WHAT TO WORK ON ▸ Repeat the records below exactly.

LISTED RECORDS ▸

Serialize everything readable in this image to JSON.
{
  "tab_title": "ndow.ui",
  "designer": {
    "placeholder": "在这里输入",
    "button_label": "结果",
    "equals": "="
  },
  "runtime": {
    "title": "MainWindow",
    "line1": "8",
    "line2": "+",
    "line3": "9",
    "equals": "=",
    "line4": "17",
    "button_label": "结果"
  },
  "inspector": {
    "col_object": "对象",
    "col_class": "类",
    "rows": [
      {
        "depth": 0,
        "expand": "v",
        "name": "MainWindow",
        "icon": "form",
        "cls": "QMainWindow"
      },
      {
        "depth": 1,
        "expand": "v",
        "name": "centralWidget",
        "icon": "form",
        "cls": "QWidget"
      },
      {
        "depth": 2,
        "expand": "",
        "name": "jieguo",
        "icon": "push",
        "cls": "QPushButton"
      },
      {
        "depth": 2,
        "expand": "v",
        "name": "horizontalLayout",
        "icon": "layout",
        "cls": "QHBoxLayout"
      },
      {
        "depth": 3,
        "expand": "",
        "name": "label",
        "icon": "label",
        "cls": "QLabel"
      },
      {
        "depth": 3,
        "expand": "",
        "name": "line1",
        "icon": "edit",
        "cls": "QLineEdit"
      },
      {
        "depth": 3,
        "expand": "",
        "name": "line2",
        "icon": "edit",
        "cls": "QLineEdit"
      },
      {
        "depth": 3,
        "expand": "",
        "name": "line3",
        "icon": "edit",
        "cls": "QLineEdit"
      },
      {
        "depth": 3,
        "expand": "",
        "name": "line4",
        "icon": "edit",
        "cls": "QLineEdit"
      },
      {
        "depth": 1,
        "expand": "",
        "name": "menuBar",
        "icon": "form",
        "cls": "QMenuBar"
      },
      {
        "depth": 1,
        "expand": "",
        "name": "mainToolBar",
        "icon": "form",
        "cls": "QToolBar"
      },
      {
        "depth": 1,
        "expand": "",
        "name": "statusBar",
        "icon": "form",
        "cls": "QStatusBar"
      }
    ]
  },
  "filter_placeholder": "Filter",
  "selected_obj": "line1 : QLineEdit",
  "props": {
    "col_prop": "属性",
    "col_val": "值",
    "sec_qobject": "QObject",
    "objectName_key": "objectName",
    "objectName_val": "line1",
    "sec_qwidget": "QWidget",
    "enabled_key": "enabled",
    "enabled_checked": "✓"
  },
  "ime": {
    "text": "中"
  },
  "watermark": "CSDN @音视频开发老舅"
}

SOLUTION FOR THIS PROBLEM ▸
Serialize everything readable in this image to JSON.
{
  "tab_title": "ndow.ui",
  "designer": {
    "placeholder": "在这里输入",
    "button_label": "结果",
    "equals": "="
  },
  "runtime": {
    "title": "MainWindow",
    "line1": "8",
    "line2": "+",
    "line3": "9",
    "equals": "=",
    "line4": "17",
    "button_label": "结果"
  },
  "inspector": {
    "col_object": "对象",
    "col_class": "类",
    "rows": [
      {
        "depth": 0,
        "expand": "v",
        "name": "MainWindow",
        "icon": "form",
        "cls": "QMainWindow"
      },
      {
        "depth": 1,
        "expand": "v",
        "name": "centralWidget",
        "icon": "form",
        "cls": "QWidget"
      },
      {
        "depth": 2,
        "expand": "",
        "name": "jieguo",
        "icon": "push",
        "cls": "QPushButton"
      },
      {
        "depth": 2,
        "expand": "v",
        "name": "horizontalLayout",
        "icon": "layout",
        "cls": "QHBoxLayout"
      },
      {
        "depth": 3,
        "expand": "",
        "name": "label",
        "icon": "label",
        "cls": "QLabel"
      },
      {
        "depth": 3,
        "expand": "",
        "name": "line1",
        "icon": "edit",
        "cls": "QLineEdit"
      },
      {
        "depth": 3,
        "expand": "",
        "name": "line2",
        "icon": "edit",
        "cls": "QLineEdit"
      },
      {
        "depth": 3,
        "expand": "",
        "name": "line3",
        "icon": "edit",
        "cls": "QLineEdit"
      },
      {
        "depth": 3,
        "expand": "",
        "name": "line4",
        "icon": "edit",
        "cls": "QLineEdit"
      },
      {
        "depth": 1,
        "expand": "",
        "name": "menuBar",
        "icon": "form",
        "cls": "QMenuBar"
      },
      {
        "depth": 1,
        "expand": "",
        "name": "mainToolBar",
        "icon": "form",
        "cls": "QToolBar"
      },
      {
        "depth": 1,
        "expand": "",
        "name": "statusBar",
        "icon": "form",
        "cls": "QStatusBar"
      }
    ]
  },
  "filter_placeholder": "Filter",
  "selected_obj": "line1 : QLineEdit",
  "props": {
    "col_prop": "属性",
    "col_val": "值",
    "sec_qobject": "QObject",
    "objectName_key": "objectName",
    "objectName_val": "line1",
    "sec_qwidget": "QWidget",
    "enabled_key": "enabled",
    "enabled_checked": "✓"
  },
  "ime": {
    "text": "中"
  },
  "watermark": "CSDN @音视频开发老舅"
}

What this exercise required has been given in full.